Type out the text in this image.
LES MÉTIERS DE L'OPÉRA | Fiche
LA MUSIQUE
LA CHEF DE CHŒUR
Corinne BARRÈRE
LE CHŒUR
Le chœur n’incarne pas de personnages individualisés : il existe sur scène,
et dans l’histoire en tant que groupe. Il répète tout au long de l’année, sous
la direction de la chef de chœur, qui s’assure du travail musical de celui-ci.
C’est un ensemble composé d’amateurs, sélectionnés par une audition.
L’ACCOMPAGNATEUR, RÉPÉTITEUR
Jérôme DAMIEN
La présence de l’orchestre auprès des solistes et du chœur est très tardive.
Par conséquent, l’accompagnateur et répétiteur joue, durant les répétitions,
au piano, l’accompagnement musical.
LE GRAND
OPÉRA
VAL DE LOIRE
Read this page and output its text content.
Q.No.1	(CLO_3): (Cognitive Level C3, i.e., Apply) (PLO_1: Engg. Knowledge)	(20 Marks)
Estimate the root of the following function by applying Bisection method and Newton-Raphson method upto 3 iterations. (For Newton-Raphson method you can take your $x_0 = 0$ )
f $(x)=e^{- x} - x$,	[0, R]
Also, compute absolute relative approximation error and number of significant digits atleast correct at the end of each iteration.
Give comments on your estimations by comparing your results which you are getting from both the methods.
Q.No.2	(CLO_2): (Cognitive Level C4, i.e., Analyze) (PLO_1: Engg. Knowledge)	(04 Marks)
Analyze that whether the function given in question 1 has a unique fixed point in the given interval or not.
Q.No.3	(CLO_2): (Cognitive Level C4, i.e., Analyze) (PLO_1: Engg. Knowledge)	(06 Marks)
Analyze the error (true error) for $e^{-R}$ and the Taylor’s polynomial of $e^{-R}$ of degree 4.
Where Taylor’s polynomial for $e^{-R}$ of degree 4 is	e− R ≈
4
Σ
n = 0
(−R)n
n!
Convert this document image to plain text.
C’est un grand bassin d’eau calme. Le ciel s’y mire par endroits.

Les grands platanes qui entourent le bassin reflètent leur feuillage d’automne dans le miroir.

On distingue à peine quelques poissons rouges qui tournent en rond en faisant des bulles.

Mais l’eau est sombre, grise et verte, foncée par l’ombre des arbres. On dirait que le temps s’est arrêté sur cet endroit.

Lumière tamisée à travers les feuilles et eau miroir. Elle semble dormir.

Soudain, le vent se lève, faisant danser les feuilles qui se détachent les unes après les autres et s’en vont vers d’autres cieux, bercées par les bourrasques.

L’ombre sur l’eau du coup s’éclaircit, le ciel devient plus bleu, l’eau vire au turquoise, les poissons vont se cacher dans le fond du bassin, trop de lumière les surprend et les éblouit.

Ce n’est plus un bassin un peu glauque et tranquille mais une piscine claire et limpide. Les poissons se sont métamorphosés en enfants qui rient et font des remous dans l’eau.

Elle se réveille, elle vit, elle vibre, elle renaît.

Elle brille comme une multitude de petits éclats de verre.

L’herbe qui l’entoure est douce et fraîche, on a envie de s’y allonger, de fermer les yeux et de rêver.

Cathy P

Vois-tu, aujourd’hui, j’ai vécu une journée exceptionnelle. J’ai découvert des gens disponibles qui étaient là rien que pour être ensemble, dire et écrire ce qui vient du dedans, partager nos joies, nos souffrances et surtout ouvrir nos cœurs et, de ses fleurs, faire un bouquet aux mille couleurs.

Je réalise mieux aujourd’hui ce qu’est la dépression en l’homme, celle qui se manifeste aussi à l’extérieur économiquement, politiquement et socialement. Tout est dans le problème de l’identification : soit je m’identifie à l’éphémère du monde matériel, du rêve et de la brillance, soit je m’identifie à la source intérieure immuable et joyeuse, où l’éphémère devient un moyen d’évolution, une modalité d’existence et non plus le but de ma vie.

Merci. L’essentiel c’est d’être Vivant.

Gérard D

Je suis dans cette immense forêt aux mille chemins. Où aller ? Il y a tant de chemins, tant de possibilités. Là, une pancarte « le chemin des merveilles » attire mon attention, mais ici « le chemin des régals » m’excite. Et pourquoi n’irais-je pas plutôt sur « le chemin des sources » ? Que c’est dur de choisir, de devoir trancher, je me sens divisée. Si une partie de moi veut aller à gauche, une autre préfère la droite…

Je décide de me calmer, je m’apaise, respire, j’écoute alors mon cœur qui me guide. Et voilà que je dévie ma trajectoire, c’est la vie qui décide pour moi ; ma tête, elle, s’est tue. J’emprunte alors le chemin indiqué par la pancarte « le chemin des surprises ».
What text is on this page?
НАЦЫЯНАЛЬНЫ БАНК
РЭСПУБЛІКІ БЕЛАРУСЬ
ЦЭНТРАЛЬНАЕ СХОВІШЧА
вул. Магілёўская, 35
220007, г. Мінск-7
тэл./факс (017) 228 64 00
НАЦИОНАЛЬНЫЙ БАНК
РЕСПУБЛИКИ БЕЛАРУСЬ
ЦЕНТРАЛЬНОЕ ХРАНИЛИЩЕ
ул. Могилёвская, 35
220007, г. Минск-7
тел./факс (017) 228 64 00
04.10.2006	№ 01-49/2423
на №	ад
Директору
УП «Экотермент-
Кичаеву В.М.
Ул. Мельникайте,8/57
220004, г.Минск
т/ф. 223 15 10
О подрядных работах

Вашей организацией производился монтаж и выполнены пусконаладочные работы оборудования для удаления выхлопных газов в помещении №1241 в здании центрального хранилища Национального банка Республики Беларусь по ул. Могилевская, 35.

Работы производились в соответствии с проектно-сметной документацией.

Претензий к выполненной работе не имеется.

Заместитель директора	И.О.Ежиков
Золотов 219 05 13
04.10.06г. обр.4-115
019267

> **The exercise**:
List every line above that holds the word "Knowledge".

> **Solution**:
Q.No.1	(CLO_3): (Cognitive Level C3, i.e., Apply) (PLO_1: Engg. Knowledge)	(20 Marks)
Q.No.2	(CLO_2): (Cognitive Level C4, i.e., Analyze) (PLO_1: Engg. Knowledge)	(04 Marks)
Q.No.3	(CLO_2): (Cognitive Level C4, i.e., Analyze) (PLO_1: Engg. Knowledge)	(06 Marks)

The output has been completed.